- [Entries]
_____

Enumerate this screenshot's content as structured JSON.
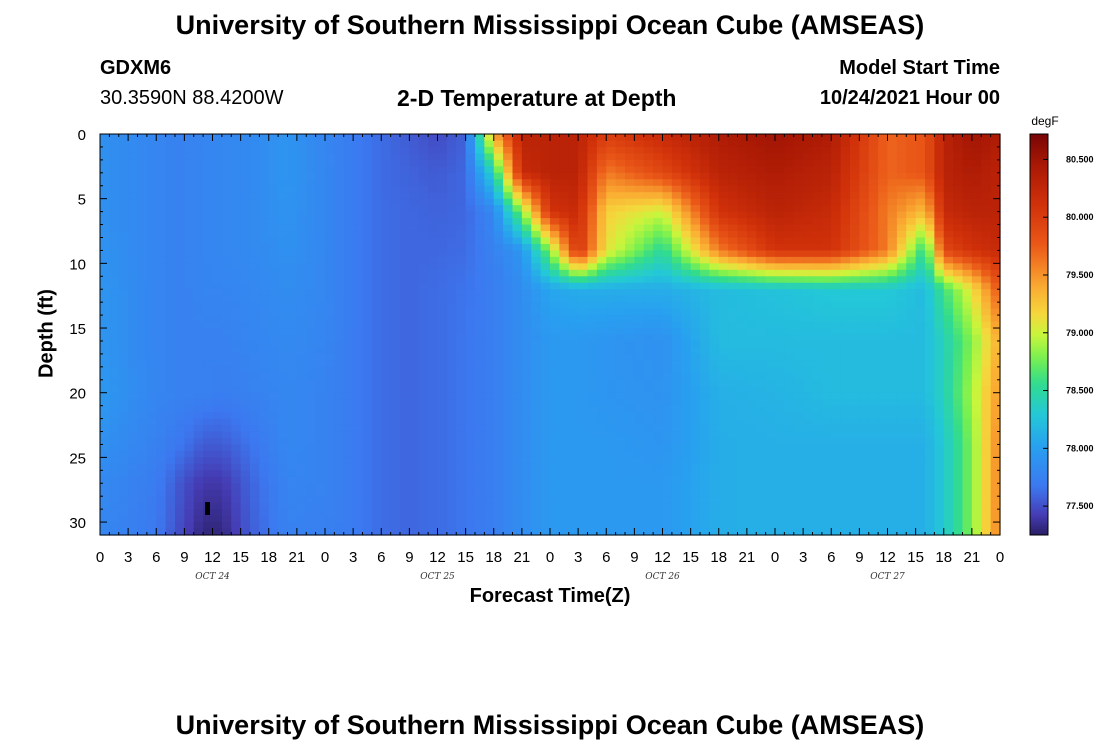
{
  "header": {
    "title": "University of Southern Mississippi Ocean Cube (AMSEAS)",
    "station_id": "GDXM6",
    "station_coords": "30.3590N  88.4200W",
    "subtitle": "2-D Temperature at Depth",
    "model_start_label": "Model Start Time",
    "model_start_value": "10/24/2021 Hour 00",
    "repeat_title": "University of Southern Mississippi Ocean Cube (AMSEAS)"
  },
  "chart_data": {
    "type": "heatmap",
    "title": "2-D Temperature at Depth",
    "xlabel": "Forecast Time(Z)",
    "ylabel": "Depth (ft)",
    "x_unit": "hours since model start",
    "xlim": [
      0,
      96
    ],
    "ylim": [
      0,
      31
    ],
    "y_inverted": true,
    "x_tick_labels": [
      "0",
      "3",
      "6",
      "9",
      "12",
      "15",
      "18",
      "21",
      "0",
      "3",
      "6",
      "9",
      "12",
      "15",
      "18",
      "21",
      "0",
      "3",
      "6",
      "9",
      "12",
      "15",
      "18",
      "21",
      "0",
      "3",
      "6",
      "9",
      "12",
      "15",
      "18",
      "21",
      "0"
    ],
    "date_labels": [
      {
        "label": "OCT 24",
        "hour": 12
      },
      {
        "label": "OCT 25",
        "hour": 36
      },
      {
        "label": "OCT 26",
        "hour": 60
      },
      {
        "label": "OCT 27",
        "hour": 84
      }
    ],
    "y_ticks": [
      0,
      5,
      10,
      15,
      20,
      25,
      30
    ],
    "colorbar": {
      "unit": "degF",
      "min": 77.25,
      "max": 80.72,
      "tick_values": [
        77.5,
        78.0,
        78.5,
        79.0,
        79.5,
        80.0,
        80.5
      ],
      "tick_labels": [
        "77.500",
        "78.000",
        "78.500",
        "79.000",
        "79.500",
        "80.000",
        "80.500"
      ]
    },
    "grid_hours": [
      0,
      6,
      9,
      11,
      13,
      16,
      20,
      24,
      27,
      30,
      33,
      36,
      39,
      42,
      45,
      48,
      51,
      54,
      60,
      66,
      72,
      78,
      84,
      88,
      90,
      93,
      96
    ],
    "grid_depths": [
      0,
      3,
      6,
      9,
      12,
      16,
      20,
      24,
      27,
      31
    ],
    "values": [
      [
        77.88,
        77.78,
        77.75,
        77.78,
        77.8,
        77.82,
        77.92,
        77.78,
        77.7,
        77.62,
        77.55,
        77.48,
        77.58,
        79.4,
        80.3,
        80.3,
        80.3,
        80.0,
        80.2,
        80.4,
        80.5,
        80.4,
        79.7,
        79.8,
        80.3,
        80.5,
        80.4
      ],
      [
        77.88,
        77.78,
        77.75,
        77.78,
        77.8,
        77.82,
        77.92,
        77.8,
        77.7,
        77.62,
        77.58,
        77.55,
        77.6,
        78.4,
        80.2,
        80.3,
        80.3,
        79.6,
        79.9,
        80.3,
        80.4,
        80.3,
        79.7,
        79.8,
        80.3,
        80.4,
        80.3
      ],
      [
        77.88,
        77.78,
        77.75,
        77.78,
        77.8,
        77.82,
        77.9,
        77.8,
        77.7,
        77.62,
        77.6,
        77.58,
        77.6,
        77.8,
        78.8,
        80.1,
        80.2,
        79.2,
        79.0,
        80.1,
        80.3,
        80.2,
        79.6,
        79.3,
        80.2,
        80.3,
        80.3
      ],
      [
        77.9,
        77.78,
        77.75,
        77.78,
        77.8,
        77.82,
        77.88,
        77.8,
        77.7,
        77.62,
        77.6,
        77.6,
        77.62,
        77.75,
        77.92,
        78.8,
        80.1,
        79.1,
        78.5,
        79.6,
        80.1,
        80.1,
        79.6,
        78.5,
        79.9,
        80.1,
        80.2
      ],
      [
        77.92,
        77.78,
        77.75,
        77.78,
        77.78,
        77.8,
        77.85,
        77.8,
        77.7,
        77.62,
        77.6,
        77.62,
        77.65,
        77.72,
        77.85,
        78.05,
        78.1,
        78.1,
        78.1,
        78.2,
        78.25,
        78.3,
        78.3,
        78.2,
        78.6,
        79.1,
        79.8
      ],
      [
        77.92,
        77.78,
        77.75,
        77.75,
        77.75,
        77.78,
        77.82,
        77.78,
        77.7,
        77.62,
        77.6,
        77.62,
        77.66,
        77.72,
        77.85,
        77.95,
        77.95,
        77.92,
        77.88,
        78.2,
        78.2,
        78.2,
        78.2,
        78.2,
        78.4,
        78.8,
        79.4
      ],
      [
        77.95,
        77.78,
        77.75,
        77.75,
        77.72,
        77.75,
        77.8,
        77.76,
        77.7,
        77.62,
        77.6,
        77.62,
        77.66,
        77.72,
        77.85,
        77.95,
        77.95,
        77.92,
        77.9,
        78.12,
        78.15,
        78.2,
        78.2,
        78.2,
        78.4,
        78.9,
        79.5
      ],
      [
        77.88,
        77.75,
        77.65,
        77.55,
        77.55,
        77.65,
        77.8,
        77.76,
        77.7,
        77.62,
        77.6,
        77.62,
        77.66,
        77.72,
        77.85,
        77.95,
        77.95,
        77.95,
        77.92,
        78.1,
        78.12,
        78.12,
        78.12,
        78.12,
        78.3,
        78.8,
        79.6
      ],
      [
        77.82,
        77.7,
        77.5,
        77.4,
        77.4,
        77.58,
        77.78,
        77.76,
        77.7,
        77.62,
        77.6,
        77.62,
        77.66,
        77.72,
        77.85,
        77.95,
        77.95,
        77.95,
        77.95,
        78.1,
        78.12,
        78.12,
        78.12,
        78.12,
        78.3,
        78.8,
        79.6
      ],
      [
        77.8,
        77.68,
        77.45,
        77.3,
        77.3,
        77.55,
        77.75,
        77.74,
        77.7,
        77.62,
        77.6,
        77.62,
        77.66,
        77.72,
        77.85,
        77.95,
        77.95,
        77.95,
        77.95,
        78.1,
        78.12,
        78.12,
        78.12,
        78.12,
        78.3,
        78.8,
        79.6
      ]
    ]
  }
}
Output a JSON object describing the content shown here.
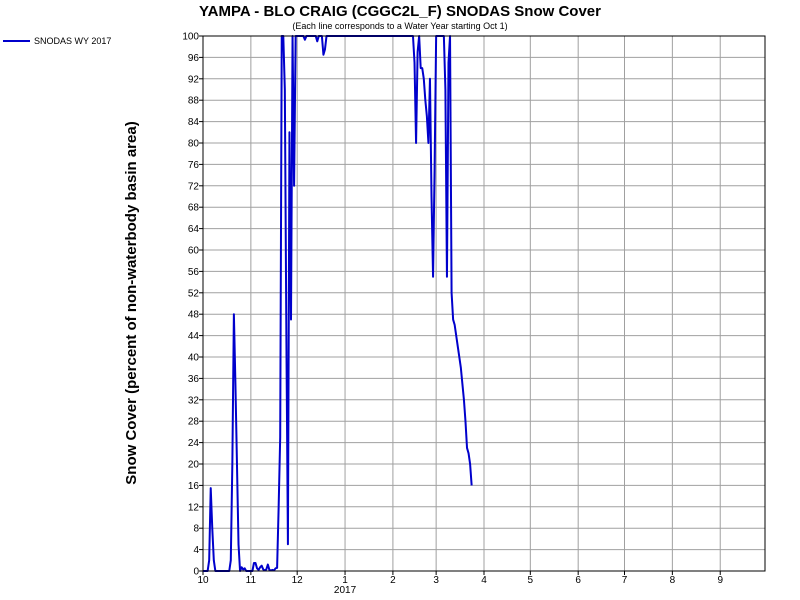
{
  "chart_data": {
    "type": "line",
    "title": "YAMPA - BLO CRAIG (CGGC2L_F) SNODAS Snow Cover",
    "subtitle": "(Each line corresponds to a Water Year starting Oct 1)",
    "ylabel": "Snow Cover (percent of non-waterbody basin area)",
    "xlabel": "",
    "ylim": [
      0,
      100
    ],
    "y_ticks": [
      0,
      4,
      8,
      12,
      16,
      20,
      24,
      28,
      32,
      36,
      40,
      44,
      48,
      52,
      56,
      60,
      64,
      68,
      72,
      76,
      80,
      84,
      88,
      92,
      96,
      100
    ],
    "x_ticks": [
      {
        "label": "10",
        "date": "2016-10-01"
      },
      {
        "label": "11",
        "date": "2016-11-01"
      },
      {
        "label": "12",
        "date": "2016-12-01"
      },
      {
        "label": "1",
        "date": "2017-01-01"
      },
      {
        "label": "2",
        "date": "2017-02-01"
      },
      {
        "label": "3",
        "date": "2017-03-01"
      },
      {
        "label": "4",
        "date": "2017-04-01"
      },
      {
        "label": "5",
        "date": "2017-05-01"
      },
      {
        "label": "6",
        "date": "2017-06-01"
      },
      {
        "label": "7",
        "date": "2017-07-01"
      },
      {
        "label": "8",
        "date": "2017-08-01"
      },
      {
        "label": "9",
        "date": "2017-09-01"
      }
    ],
    "x_year_label": "2017",
    "xlim": [
      "2016-10-01",
      "2017-09-30"
    ],
    "grid": true,
    "legend": {
      "position": "top-left",
      "entries": [
        {
          "name": "SNODAS WY 2017",
          "color": "#0000cc"
        }
      ]
    },
    "series": [
      {
        "name": "SNODAS WY 2017",
        "color": "#0000cc",
        "points": [
          [
            "2016-10-01",
            0
          ],
          [
            "2016-10-02",
            0
          ],
          [
            "2016-10-03",
            0
          ],
          [
            "2016-10-04",
            0
          ],
          [
            "2016-10-05",
            2
          ],
          [
            "2016-10-06",
            15.5
          ],
          [
            "2016-10-07",
            8
          ],
          [
            "2016-10-08",
            2
          ],
          [
            "2016-10-09",
            0
          ],
          [
            "2016-10-10",
            0
          ],
          [
            "2016-10-11",
            0
          ],
          [
            "2016-10-12",
            0
          ],
          [
            "2016-10-13",
            0
          ],
          [
            "2016-10-14",
            0
          ],
          [
            "2016-10-15",
            0
          ],
          [
            "2016-10-16",
            0
          ],
          [
            "2016-10-17",
            0
          ],
          [
            "2016-10-18",
            0
          ],
          [
            "2016-10-19",
            2
          ],
          [
            "2016-10-20",
            20
          ],
          [
            "2016-10-21",
            48
          ],
          [
            "2016-10-22",
            35
          ],
          [
            "2016-10-23",
            20
          ],
          [
            "2016-10-24",
            5
          ],
          [
            "2016-10-25",
            0
          ],
          [
            "2016-10-26",
            0.7
          ],
          [
            "2016-10-27",
            0.3
          ],
          [
            "2016-10-28",
            0.5
          ],
          [
            "2016-10-29",
            0
          ],
          [
            "2016-10-30",
            0
          ],
          [
            "2016-10-31",
            0
          ],
          [
            "2016-11-01",
            0
          ],
          [
            "2016-11-02",
            0
          ],
          [
            "2016-11-03",
            1.5
          ],
          [
            "2016-11-04",
            1.5
          ],
          [
            "2016-11-05",
            0.5
          ],
          [
            "2016-11-06",
            0.2
          ],
          [
            "2016-11-07",
            0.7
          ],
          [
            "2016-11-08",
            1
          ],
          [
            "2016-11-09",
            0.3
          ],
          [
            "2016-11-10",
            0.1
          ],
          [
            "2016-11-11",
            0.3
          ],
          [
            "2016-11-12",
            1.2
          ],
          [
            "2016-11-13",
            0.2
          ],
          [
            "2016-11-14",
            0.1
          ],
          [
            "2016-11-15",
            0.2
          ],
          [
            "2016-11-16",
            0.1
          ],
          [
            "2016-11-17",
            0.5
          ],
          [
            "2016-11-18",
            0.6
          ],
          [
            "2016-11-19",
            12
          ],
          [
            "2016-11-20",
            25
          ],
          [
            "2016-11-21",
            100
          ],
          [
            "2016-11-22",
            100
          ],
          [
            "2016-11-23",
            90
          ],
          [
            "2016-11-24",
            44
          ],
          [
            "2016-11-25",
            5
          ],
          [
            "2016-11-26",
            82
          ],
          [
            "2016-11-27",
            47
          ],
          [
            "2016-11-28",
            100
          ],
          [
            "2016-11-29",
            72
          ],
          [
            "2016-11-30",
            100
          ],
          [
            "2016-12-01",
            100
          ],
          [
            "2016-12-02",
            100
          ],
          [
            "2016-12-03",
            100
          ],
          [
            "2016-12-04",
            100
          ],
          [
            "2016-12-05",
            100
          ],
          [
            "2016-12-06",
            99.3
          ],
          [
            "2016-12-07",
            100
          ],
          [
            "2016-12-08",
            100
          ],
          [
            "2016-12-09",
            100
          ],
          [
            "2016-12-10",
            100
          ],
          [
            "2016-12-11",
            100
          ],
          [
            "2016-12-12",
            100
          ],
          [
            "2016-12-13",
            100
          ],
          [
            "2016-12-14",
            99
          ],
          [
            "2016-12-15",
            100
          ],
          [
            "2016-12-16",
            100
          ],
          [
            "2016-12-17",
            100
          ],
          [
            "2016-12-18",
            96.5
          ],
          [
            "2016-12-19",
            97.5
          ],
          [
            "2016-12-20",
            100
          ],
          [
            "2016-12-21",
            100
          ],
          [
            "2016-12-22",
            100
          ],
          [
            "2016-12-23",
            100
          ],
          [
            "2016-12-24",
            100
          ],
          [
            "2016-12-25",
            100
          ],
          [
            "2016-12-26",
            100
          ],
          [
            "2016-12-27",
            100
          ],
          [
            "2016-12-28",
            100
          ],
          [
            "2016-12-29",
            100
          ],
          [
            "2016-12-30",
            100
          ],
          [
            "2016-12-31",
            100
          ],
          [
            "2017-01-01",
            100
          ],
          [
            "2017-01-10",
            100
          ],
          [
            "2017-01-20",
            100
          ],
          [
            "2017-01-31",
            100
          ],
          [
            "2017-02-01",
            100
          ],
          [
            "2017-02-10",
            100
          ],
          [
            "2017-02-14",
            100
          ],
          [
            "2017-02-15",
            95
          ],
          [
            "2017-02-16",
            80
          ],
          [
            "2017-02-17",
            97
          ],
          [
            "2017-02-18",
            100
          ],
          [
            "2017-02-19",
            94
          ],
          [
            "2017-02-20",
            94
          ],
          [
            "2017-02-21",
            92
          ],
          [
            "2017-02-22",
            88
          ],
          [
            "2017-02-23",
            85
          ],
          [
            "2017-02-24",
            80
          ],
          [
            "2017-02-25",
            92
          ],
          [
            "2017-02-26",
            70
          ],
          [
            "2017-02-27",
            55
          ],
          [
            "2017-02-28",
            75
          ],
          [
            "2017-03-01",
            100
          ],
          [
            "2017-03-02",
            100
          ],
          [
            "2017-03-03",
            100
          ],
          [
            "2017-03-04",
            100
          ],
          [
            "2017-03-05",
            100
          ],
          [
            "2017-03-06",
            100
          ],
          [
            "2017-03-07",
            90
          ],
          [
            "2017-03-08",
            55
          ],
          [
            "2017-03-09",
            95
          ],
          [
            "2017-03-10",
            100
          ],
          [
            "2017-03-11",
            52
          ],
          [
            "2017-03-12",
            47
          ],
          [
            "2017-03-13",
            46
          ],
          [
            "2017-03-14",
            44
          ],
          [
            "2017-03-15",
            42
          ],
          [
            "2017-03-16",
            40
          ],
          [
            "2017-03-17",
            38
          ],
          [
            "2017-03-18",
            35
          ],
          [
            "2017-03-19",
            32
          ],
          [
            "2017-03-20",
            28
          ],
          [
            "2017-03-21",
            23
          ],
          [
            "2017-03-22",
            22
          ],
          [
            "2017-03-23",
            20
          ],
          [
            "2017-03-24",
            16
          ]
        ]
      }
    ]
  }
}
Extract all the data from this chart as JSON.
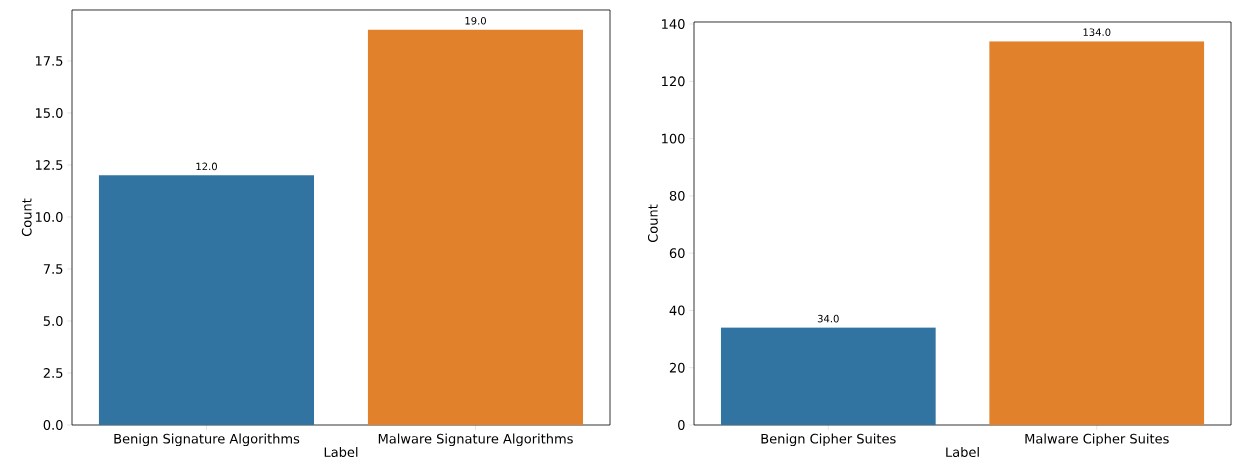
{
  "chart_data": [
    {
      "type": "bar",
      "xlabel": "Label",
      "ylabel": "Count",
      "categories": [
        "Benign Signature Algorithms",
        "Malware Signature Algorithms"
      ],
      "values": [
        12,
        19
      ],
      "colors": [
        "#3274a1",
        "#e1812c"
      ],
      "value_labels": [
        "12.0",
        "19.0"
      ],
      "ylim": [
        0,
        19.95
      ],
      "yticks": [
        {
          "value": 0,
          "label": "0.0"
        },
        {
          "value": 2.5,
          "label": "2.5"
        },
        {
          "value": 5,
          "label": "5.0"
        },
        {
          "value": 7.5,
          "label": "7.5"
        },
        {
          "value": 10,
          "label": "10.0"
        },
        {
          "value": 12.5,
          "label": "12.5"
        },
        {
          "value": 15,
          "label": "15.0"
        },
        {
          "value": 17.5,
          "label": "17.5"
        }
      ]
    },
    {
      "type": "bar",
      "xlabel": "Label",
      "ylabel": "Count",
      "categories": [
        "Benign Cipher Suites",
        "Malware Cipher Suites"
      ],
      "values": [
        34,
        134
      ],
      "colors": [
        "#3274a1",
        "#e1812c"
      ],
      "value_labels": [
        "34.0",
        "134.0"
      ],
      "ylim": [
        0,
        140.7
      ],
      "yticks": [
        0,
        20,
        40,
        60,
        80,
        100,
        120,
        140
      ]
    }
  ]
}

_____

- [Description of the task]
Only lines with the word "Snow" should be collected from the material.

- [Written answer]
    "title": "YAMPA - BLO CRAIG (CGGC2L_F) SNODAS Snow Cover",
    "ylabel": "Snow Cover (percent of non-waterbody basin area)",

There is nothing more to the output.